AIM OF THE EXERCISE = Carry none of the pictures over; set down the material below exactly.

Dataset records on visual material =
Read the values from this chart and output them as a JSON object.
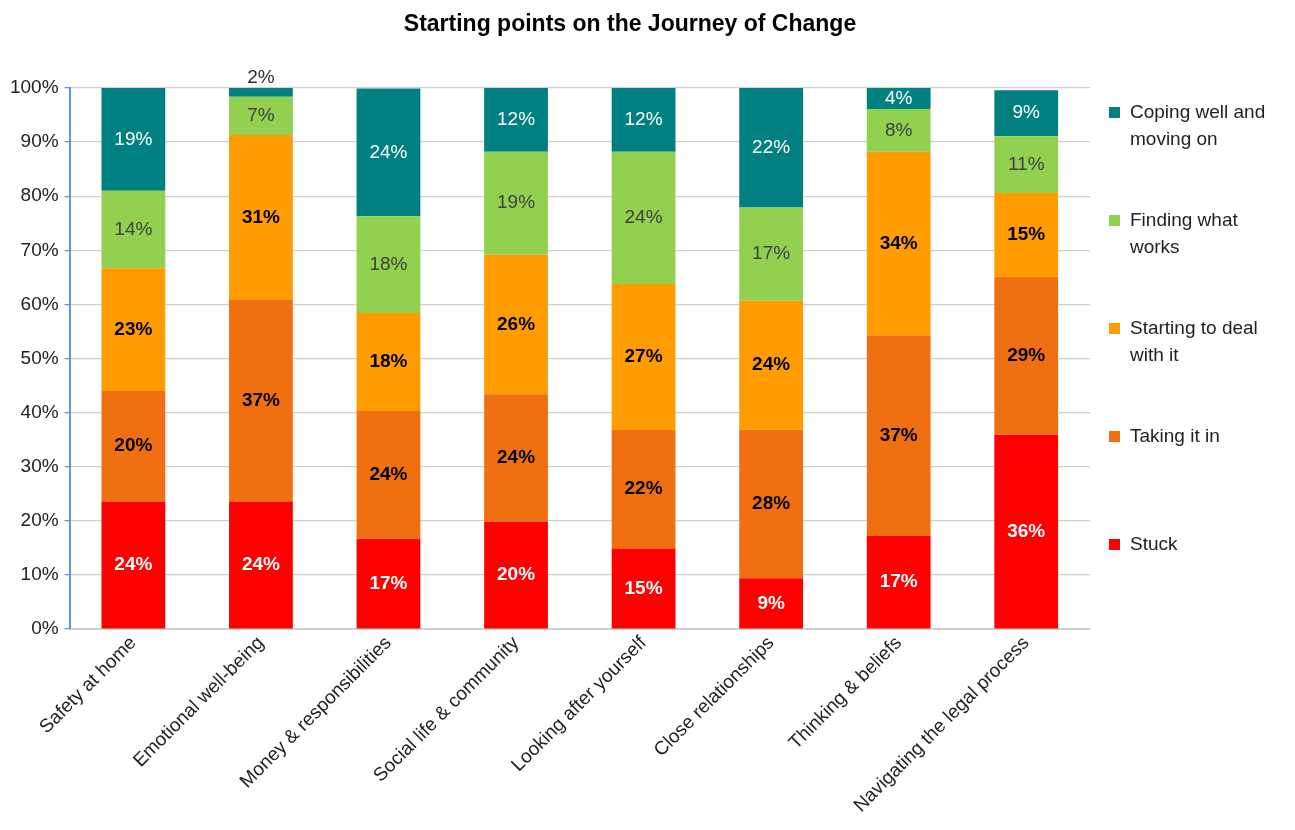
{
  "chart_data": {
    "type": "bar",
    "title": "Starting points on the Journey of Change",
    "categories": [
      "Safety at home",
      "Emotional well-being",
      "Money & responsibilities",
      "Social life & community",
      "Looking after yourself",
      "Close relationships",
      "Thinking & beliefs",
      "Navigating the legal process"
    ],
    "stacked": true,
    "series": [
      {
        "name": "Stuck",
        "color": "#ff0000",
        "values": [
          23.6,
          23.6,
          16.7,
          19.8,
          14.9,
          9.4,
          17.2,
          35.9
        ],
        "value_labels": [
          "24%",
          "24%",
          "17%",
          "20%",
          "15%",
          "9%",
          "17%",
          "36%"
        ]
      },
      {
        "name": "Taking it in",
        "color": "#f07011",
        "values": [
          20.4,
          37.2,
          23.6,
          23.6,
          21.9,
          27.5,
          37.1,
          29.2
        ],
        "value_labels": [
          "20%",
          "37%",
          "24%",
          "24%",
          "22%",
          "28%",
          "37%",
          "29%"
        ]
      },
      {
        "name": "Starting to deal with it",
        "color": "#ff9c00",
        "values": [
          22.7,
          30.5,
          18.1,
          25.8,
          27.0,
          23.8,
          33.9,
          15.5
        ],
        "value_labels": [
          "23%",
          "31%",
          "18%",
          "26%",
          "27%",
          "24%",
          "34%",
          "15%"
        ]
      },
      {
        "name": "Finding what works",
        "color": "#92d050",
        "values": [
          14.3,
          7.1,
          17.9,
          19.0,
          24.4,
          17.2,
          7.9,
          10.5
        ],
        "value_labels": [
          "14%",
          "7%",
          "18%",
          "19%",
          "24%",
          "17%",
          "8%",
          "11%"
        ]
      },
      {
        "name": "Coping well and moving on",
        "color": "#008080",
        "values": [
          19.0,
          1.6,
          23.6,
          11.8,
          11.8,
          22.1,
          3.9,
          8.5
        ],
        "value_labels": [
          "19%",
          "2%",
          "24%",
          "12%",
          "12%",
          "22%",
          "4%",
          "9%"
        ]
      }
    ],
    "ylim": [
      0,
      100
    ],
    "yticks": [
      {
        "value": 0,
        "label": "0%"
      },
      {
        "value": 10,
        "label": "10%"
      },
      {
        "value": 20,
        "label": "20%"
      },
      {
        "value": 30,
        "label": "30%"
      },
      {
        "value": 40,
        "label": "40%"
      },
      {
        "value": 50,
        "label": "50%"
      },
      {
        "value": 60,
        "label": "60%"
      },
      {
        "value": 70,
        "label": "70%"
      },
      {
        "value": 80,
        "label": "80%"
      },
      {
        "value": 90,
        "label": "90%"
      },
      {
        "value": 100,
        "label": "100%"
      }
    ],
    "grid": "y",
    "legend": "right"
  }
}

SOLUTION TO THIS EXERCISE =
Read the values from this chart and output them as a JSON object.
{
  "chart_data": {
    "type": "bar",
    "title": "Starting points on the Journey of Change",
    "categories": [
      "Safety at home",
      "Emotional well-being",
      "Money & responsibilities",
      "Social life & community",
      "Looking after yourself",
      "Close relationships",
      "Thinking & beliefs",
      "Navigating the legal process"
    ],
    "stacked": true,
    "series": [
      {
        "name": "Stuck",
        "color": "#ff0000",
        "values": [
          23.6,
          23.6,
          16.7,
          19.8,
          14.9,
          9.4,
          17.2,
          35.9
        ],
        "value_labels": [
          "24%",
          "24%",
          "17%",
          "20%",
          "15%",
          "9%",
          "17%",
          "36%"
        ]
      },
      {
        "name": "Taking it in",
        "color": "#f07011",
        "values": [
          20.4,
          37.2,
          23.6,
          23.6,
          21.9,
          27.5,
          37.1,
          29.2
        ],
        "value_labels": [
          "20%",
          "37%",
          "24%",
          "24%",
          "22%",
          "28%",
          "37%",
          "29%"
        ]
      },
      {
        "name": "Starting to deal with it",
        "color": "#ff9c00",
        "values": [
          22.7,
          30.5,
          18.1,
          25.8,
          27.0,
          23.8,
          33.9,
          15.5
        ],
        "value_labels": [
          "23%",
          "31%",
          "18%",
          "26%",
          "27%",
          "24%",
          "34%",
          "15%"
        ]
      },
      {
        "name": "Finding what works",
        "color": "#92d050",
        "values": [
          14.3,
          7.1,
          17.9,
          19.0,
          24.4,
          17.2,
          7.9,
          10.5
        ],
        "value_labels": [
          "14%",
          "7%",
          "18%",
          "19%",
          "24%",
          "17%",
          "8%",
          "11%"
        ]
      },
      {
        "name": "Coping well and moving on",
        "color": "#008080",
        "values": [
          19.0,
          1.6,
          23.6,
          11.8,
          11.8,
          22.1,
          3.9,
          8.5
        ],
        "value_labels": [
          "19%",
          "2%",
          "24%",
          "12%",
          "12%",
          "22%",
          "4%",
          "9%"
        ]
      }
    ],
    "ylim": [
      0,
      100
    ],
    "yticks": [
      {
        "value": 0,
        "label": "0%"
      },
      {
        "value": 10,
        "label": "10%"
      },
      {
        "value": 20,
        "label": "20%"
      },
      {
        "value": 30,
        "label": "30%"
      },
      {
        "value": 40,
        "label": "40%"
      },
      {
        "value": 50,
        "label": "50%"
      },
      {
        "value": 60,
        "label": "60%"
      },
      {
        "value": 70,
        "label": "70%"
      },
      {
        "value": 80,
        "label": "80%"
      },
      {
        "value": 90,
        "label": "90%"
      },
      {
        "value": 100,
        "label": "100%"
      }
    ],
    "grid": "y",
    "legend": "right"
  }
}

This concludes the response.